La course de Pikes Peak n’a pas toujours été la belle et lisse montée actuelle vers le sommet, à plus de 4000 mètres d’altitude. Autrefois, il a été question de mission impossible, de cacahuètes et de chutes vertigineuses, tout ça sur un tracé terreux et sableux. Vous embarquez avec nous ?
Vous vous demandez peut-être d’où vient le nom de la fameuse course de cote Pikes Peak ? Sachez que son histoire est intimement liée à celle d’un militaire : Zebulon Pike. Le capitaine avait pour mission d’aller explorer, avec son groupe, une partie des « Rocky Mountains » du Colorado et d’espionner les forces espagnoles présentes à cette époque (début du 19e siècle) dans la région. C’est en 1805 que Zebulon Pike et son équipe découvrent le « Peak », culminant à 4302 mètres. L’intéressé n’arrivera jamais à gravir ce mont et expliquera qu’il est impossible d’y monter. Un siècle plus tard…
Début 20è, premières courses
En 1916, un entrepreneur américain décide de construire une large route montant au sommet de Pikes Peak (qui, vous l’aurez deviné, a pris le nom de celui qui l’a découvert). Le montant des travaux est astronomique pour cette période : un peu moins de 300 000 dollars, soit 7 millions de dollars actuels pour un tracé qui ne part pas d’en bas (mais plutôt des 2700 mètres d’altitude).
La même année, la course est officiellement lancée, et c’est évidemment un Américain qui gagne la première édition : un petit jeune (ici en photo) à bord d’une Romano Doman Special. Un exploit qui ne sera pas réitéré puisque Rea Lentz disparaît ensuite des radars. Il a parcouru la vingtaine de kilomètres sur terre en à peine plus de 20 minutes. Imaginez un peu la progression entre la galère de Zebulon Pike et de son expédition (il faillit mourir lors de cette tentative de montée) en 1805 et la course de Rea Lentz en vingt minutes. Que d’évolutions en un siècle de la part de l’Homme et de l’industrie !
Les courses s’enchaînent et seules les deux guerres mondiales auront raison de la montée de Pikes Peak, logiquement interrompue pendant les conflits mondiaux. Entre temps, un illuminé prénommé Bill Williams tente un pari fou : pousser une cacahuète en haut de Pikes Peak avec… le nez. Une histoire de pari stupide à 500 dollars avec un ami qui lui expliquait qu’il n’arriverait pas à aller là haut en moins de 200 jours.
L’homme installe une prothèse sur son pif pour pousser, à quatre pattes et en ligne, la cacahuète tout en haut du désormais mythique mont du Colorado. Bill Williams mettra 21 jours pour atteindre le sommet, après avoir usé 150 cacahuètes, et des dizaines de pantalons…
Arrivée des étrangers…
Au début des années 80 arrive la vague européenne. Michèle Mouton d’abord, sur une Audi Quattro, la Française affichant un temps d’un peu plus de 11 minutes. Et puis Ari Vatanen, avec sa fameuse montée en Peugeot 405 Turbo 16, main levée pour s’abriter du soleil aveuglant sur les derniers lacets. C’est aussi une période où les Japonais commencent à montrer de l’intérêt pour Pikes Peak. Un certain Nobuhiro Tajima se met en tête de gravir la montagne et ses 20 km à bord d’une Suzuki. Sur le papier, rien de bien affolant, mais son Escudo est un engin démoniaque.
========================================================================
§ TÂCHE DONNÉE 1
Répondez à partir du texte sur Pikes Peak :
(a) En quelle année Zebulon Pike et son équipe découvrent-ils le « Peak » ?
(b) Combien de cacahuètes Bill Williams a-t-il usées pour atteindre le sommet ?
(c) À bord de quelle voiture Michèle Mouton a-t-elle couru ?
§ TÂCHE DONNÉE 2
Dans les enregistrements, substituez « y-tick-text » à « y-tick-label », en partant de la ligne qui contient « ticks-layer: 0 0.5 » et en vous arrêtant après celle qui contient « x-tick-label: 3: [533, 400, 540, 415] ». Ne renvoyez que ces lignes, sans rien y modifier d'autre.
Ce texte et les enregistrements n'ont aucun rapport entre eux.

[Éléments répertoriés dans un jeu de données]
========================================================================
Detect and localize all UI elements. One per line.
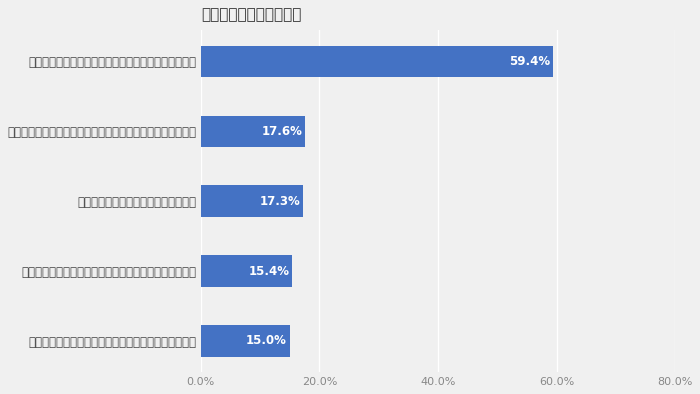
Bar — [201, 325, 290, 357]
Text: 15.0%: 15.0% — [246, 335, 287, 348]
Bar — [201, 186, 303, 217]
Bar — [201, 46, 553, 77]
Text: 59.4%: 59.4% — [509, 55, 550, 68]
Bar — [201, 115, 305, 147]
Text: 介護離職を選択した理由: 介護離職を選択した理由 — [201, 7, 301, 22]
Bar — [201, 255, 292, 287]
Text: 15.4%: 15.4% — [248, 264, 289, 277]
Text: 17.6%: 17.6% — [261, 125, 302, 138]
Text: 17.3%: 17.3% — [260, 195, 300, 208]
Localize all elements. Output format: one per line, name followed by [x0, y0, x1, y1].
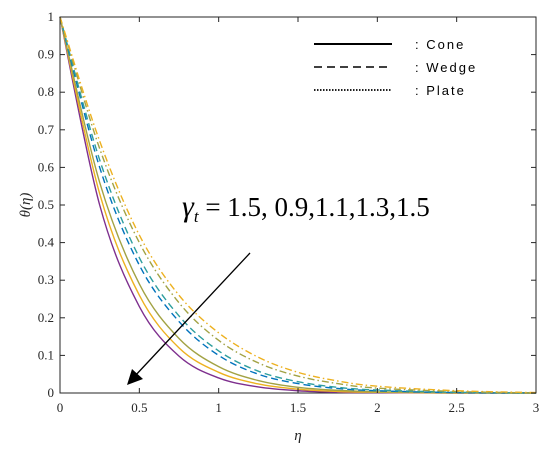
ticks-layer: 0 0.5 1 1.5 2 2.5 3 0 0.1 0.2 0.3 0.4 0.5 0.6 0.7 0.8 0.…: [38, 9, 540, 415]
y-tick-label: 0.9: [38, 47, 54, 62]
y-tick-label: 0.5: [38, 197, 54, 212]
annotation-subscript: t: [194, 207, 200, 226]
annotation-arrow-head: [127, 369, 143, 385]
legend-label-plate: : Plate: [415, 83, 466, 98]
x-tick-label: 2.5: [449, 400, 465, 415]
x-tick-label: 0: [57, 400, 64, 415]
y-tick-label: 0.7: [38, 122, 55, 137]
y-tick-label: 0.2: [38, 310, 54, 325]
legend-label-cone: : Cone: [415, 37, 465, 52]
y-tick-label: 0.3: [38, 272, 54, 287]
curves-layer: [59, 16, 537, 394]
x-tick-label: 1.5: [290, 400, 306, 415]
series-line-wedge: [59, 16, 537, 394]
y-tick-label: 1: [48, 9, 55, 24]
legend: : Cone : Wedge : Plate: [314, 37, 477, 98]
legend-label-wedge: : Wedge: [415, 60, 477, 75]
y-tick-label: 0: [48, 385, 55, 400]
x-tick-label: 0.5: [131, 400, 147, 415]
series-line-plate: [59, 16, 537, 394]
x-tick-label: 2: [374, 400, 381, 415]
annotation-arrow-line: [133, 252, 251, 378]
y-tick-label: 0.8: [38, 84, 54, 99]
y-tick-label: 0.4: [38, 235, 55, 250]
annotation: γt = 1.5, 0.9,1.1,1.3,1.5: [127, 190, 430, 385]
series-line-plate: [59, 16, 537, 394]
annotation-symbol: γ: [182, 190, 195, 223]
plot-area: [59, 16, 537, 394]
x-axis-label: η: [294, 428, 301, 444]
svg-text:γt = 1.5, 0.9,1.1,1.3,1.5: γt = 1.5, 0.9,1.1,1.3,1.5: [182, 190, 430, 226]
annotation-values: = 1.5, 0.9,1.1,1.3,1.5: [199, 192, 430, 222]
y-axis-label: θ(η): [18, 193, 34, 218]
series-line-cone: [59, 16, 537, 394]
y-tick-label: 0.1: [38, 347, 54, 362]
y-tick-label: 0.6: [38, 159, 55, 174]
x-tick-label: 1: [215, 400, 222, 415]
x-tick-label: 3: [533, 400, 540, 415]
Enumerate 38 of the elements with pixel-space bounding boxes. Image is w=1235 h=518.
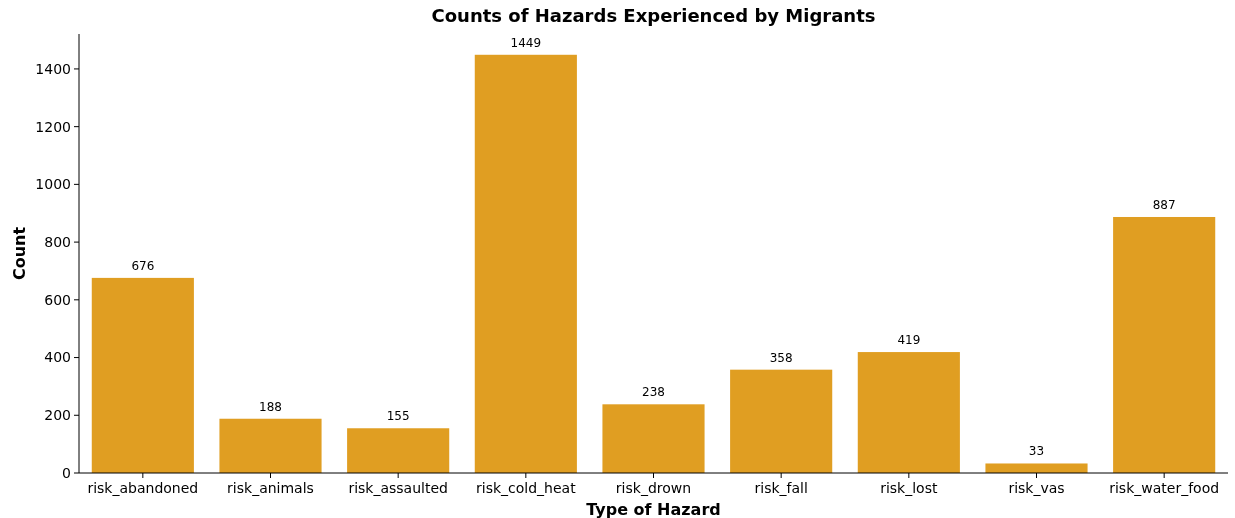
========================================================================
§ RÉSULTAT CORRECT 1
(a) En 1805.
(b) 150 cacahuètes.
(c) Une Audi Quattro.

§ RÉSULTAT CORRECT 2
ticks-layer: 0 0.5 1 1.5 2 2.5 3 0 0.1 0.2 0.3 0.4 0.5 0.6 0.7 0.8 0.…: [38, 9, 540, 415]
y-tick-text: 0.9: [38, 47, 54, 62]
y-tick-text: 0.5: [38, 197, 54, 212]
annotation-subscript: t: [194, 207, 200, 226]
annotation-arrow-head: [127, 369, 143, 385]
legend-label-plate: : Plate: [415, 83, 466, 98]
x-tick-label: 2.5: [449, 400, 465, 415]
x-tick-label: 0: [57, 400, 64, 415]
y-tick-text: 0.7: [38, 122, 55, 137]
y-tick-text: 0.2: [38, 310, 54, 325]
legend-label-cone: : Cone: [415, 37, 465, 52]
y-tick-text: 0.3: [38, 272, 54, 287]
curves-layer: [59, 16, 537, 394]
x-tick-label: 1.5: [290, 400, 306, 415]
series-line-wedge: [59, 16, 537, 394]
y-tick-text: 1: [48, 9, 55, 24]
legend: : Cone : Wedge : Plate: [314, 37, 477, 98]
legend-label-wedge: : Wedge: [415, 60, 477, 75]
y-tick-text: 0: [48, 385, 55, 400]
x-tick-label: 0.5: [131, 400, 147, 415]
series-line-plate: [59, 16, 537, 394]
x-tick-label: 2: [374, 400, 381, 415]
annotation-arrow-line: [133, 252, 251, 378]
y-tick-text: 0.8: [38, 84, 54, 99]
y-tick-text: 0.4: [38, 235, 55, 250]
annotation: γt = 1.5, 0.9,1.1,1.3,1.5: [127, 190, 430, 385]
series-line-plate: [59, 16, 537, 394]
annotation-symbol: γ: [182, 190, 195, 223]
plot-area: [59, 16, 537, 394]
x-axis-label: η: [294, 428, 301, 444]
svg-text:γt = 1.5, 0.9,1.1,1.3,1.5: γt = 1.5, 0.9,1.1,1.3,1.5: [182, 190, 430, 226]
annotation-values: = 1.5, 0.9,1.1,1.3,1.5: [199, 192, 430, 222]
y-axis-label: θ(η): [18, 193, 34, 218]
series-line-cone: [59, 16, 537, 394]
y-tick-text: 0.1: [38, 347, 54, 362]
y-tick-text: 0.6: [38, 159, 55, 174]
x-tick-label: 1: [215, 400, 222, 415]
x-tick-label: 3: [533, 400, 540, 415]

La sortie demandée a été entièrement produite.